Gather every line in the listing below that contains the word "платежу", matching case exactly.

Layout region records
#####

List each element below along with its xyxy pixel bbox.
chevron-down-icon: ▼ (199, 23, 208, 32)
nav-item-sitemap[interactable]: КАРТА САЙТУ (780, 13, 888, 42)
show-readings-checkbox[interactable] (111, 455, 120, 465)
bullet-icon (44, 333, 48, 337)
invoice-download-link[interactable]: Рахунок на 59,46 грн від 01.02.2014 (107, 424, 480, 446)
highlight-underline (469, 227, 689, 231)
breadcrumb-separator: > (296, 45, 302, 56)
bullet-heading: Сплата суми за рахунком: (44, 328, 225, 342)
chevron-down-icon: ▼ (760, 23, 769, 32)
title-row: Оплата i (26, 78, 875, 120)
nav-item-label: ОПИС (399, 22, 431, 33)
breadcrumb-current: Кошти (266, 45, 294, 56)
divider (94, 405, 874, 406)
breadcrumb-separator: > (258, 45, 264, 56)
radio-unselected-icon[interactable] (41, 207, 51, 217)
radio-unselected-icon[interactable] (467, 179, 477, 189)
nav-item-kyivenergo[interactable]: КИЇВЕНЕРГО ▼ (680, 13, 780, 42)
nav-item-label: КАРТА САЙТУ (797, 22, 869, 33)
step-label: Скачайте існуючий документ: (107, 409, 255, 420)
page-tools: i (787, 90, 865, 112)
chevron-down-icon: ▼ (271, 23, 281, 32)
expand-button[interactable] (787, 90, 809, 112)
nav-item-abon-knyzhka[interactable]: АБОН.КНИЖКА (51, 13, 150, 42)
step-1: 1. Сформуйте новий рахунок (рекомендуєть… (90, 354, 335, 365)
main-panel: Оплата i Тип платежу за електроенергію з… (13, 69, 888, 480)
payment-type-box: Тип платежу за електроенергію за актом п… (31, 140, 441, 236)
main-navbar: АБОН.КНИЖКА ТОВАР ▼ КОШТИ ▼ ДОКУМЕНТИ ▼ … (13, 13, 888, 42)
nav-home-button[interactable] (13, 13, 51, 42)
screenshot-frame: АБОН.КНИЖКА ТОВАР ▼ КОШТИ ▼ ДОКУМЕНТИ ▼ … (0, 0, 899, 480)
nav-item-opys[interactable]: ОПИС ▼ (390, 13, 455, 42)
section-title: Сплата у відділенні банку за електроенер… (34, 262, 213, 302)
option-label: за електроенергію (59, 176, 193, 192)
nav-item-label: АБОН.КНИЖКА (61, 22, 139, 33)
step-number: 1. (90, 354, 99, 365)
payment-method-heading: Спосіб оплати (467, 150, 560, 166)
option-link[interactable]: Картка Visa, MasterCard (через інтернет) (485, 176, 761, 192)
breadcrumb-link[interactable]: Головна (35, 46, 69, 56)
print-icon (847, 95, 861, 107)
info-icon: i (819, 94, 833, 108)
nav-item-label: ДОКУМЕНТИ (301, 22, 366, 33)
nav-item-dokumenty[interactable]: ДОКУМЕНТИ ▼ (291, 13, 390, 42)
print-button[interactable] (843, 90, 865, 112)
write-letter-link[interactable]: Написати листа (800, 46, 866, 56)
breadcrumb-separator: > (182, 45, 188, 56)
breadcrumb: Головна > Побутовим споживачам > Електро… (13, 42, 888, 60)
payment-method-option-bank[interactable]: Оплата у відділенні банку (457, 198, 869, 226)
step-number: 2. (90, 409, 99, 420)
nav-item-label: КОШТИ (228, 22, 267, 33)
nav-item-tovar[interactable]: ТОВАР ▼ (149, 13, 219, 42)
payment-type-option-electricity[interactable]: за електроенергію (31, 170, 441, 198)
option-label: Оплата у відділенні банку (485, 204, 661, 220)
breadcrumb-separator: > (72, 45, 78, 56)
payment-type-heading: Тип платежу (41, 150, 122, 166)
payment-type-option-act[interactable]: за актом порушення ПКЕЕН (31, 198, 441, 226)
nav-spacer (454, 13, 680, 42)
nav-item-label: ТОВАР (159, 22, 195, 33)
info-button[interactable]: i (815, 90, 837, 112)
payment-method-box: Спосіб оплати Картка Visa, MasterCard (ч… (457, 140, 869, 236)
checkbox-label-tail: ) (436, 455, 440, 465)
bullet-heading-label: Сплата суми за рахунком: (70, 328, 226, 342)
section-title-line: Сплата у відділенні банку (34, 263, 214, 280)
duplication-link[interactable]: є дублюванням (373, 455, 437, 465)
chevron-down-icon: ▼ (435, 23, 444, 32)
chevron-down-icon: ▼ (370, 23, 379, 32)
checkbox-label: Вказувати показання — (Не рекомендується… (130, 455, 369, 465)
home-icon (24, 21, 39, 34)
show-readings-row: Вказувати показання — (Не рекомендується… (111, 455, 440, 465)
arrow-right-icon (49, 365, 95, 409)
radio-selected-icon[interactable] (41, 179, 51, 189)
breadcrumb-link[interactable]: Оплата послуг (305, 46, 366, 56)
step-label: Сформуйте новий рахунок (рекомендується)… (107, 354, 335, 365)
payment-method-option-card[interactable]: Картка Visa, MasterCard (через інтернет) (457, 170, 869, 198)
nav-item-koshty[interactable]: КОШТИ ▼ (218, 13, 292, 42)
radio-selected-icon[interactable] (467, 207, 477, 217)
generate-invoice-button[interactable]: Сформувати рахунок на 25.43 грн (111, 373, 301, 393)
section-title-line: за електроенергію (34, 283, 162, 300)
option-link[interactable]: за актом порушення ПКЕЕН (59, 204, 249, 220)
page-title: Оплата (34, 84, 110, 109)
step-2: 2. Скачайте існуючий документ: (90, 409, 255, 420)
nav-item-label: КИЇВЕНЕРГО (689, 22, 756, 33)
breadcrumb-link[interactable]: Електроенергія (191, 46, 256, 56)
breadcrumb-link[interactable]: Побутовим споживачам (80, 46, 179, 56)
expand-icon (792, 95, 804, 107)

#####

Finished exercise
main-panel: Оплата i Тип платежу за електроенергію з… (13, 69, 888, 480)
payment-type-box: Тип платежу за електроенергію за актом п… (31, 140, 441, 236)
payment-type-heading: Тип платежу (41, 150, 122, 166)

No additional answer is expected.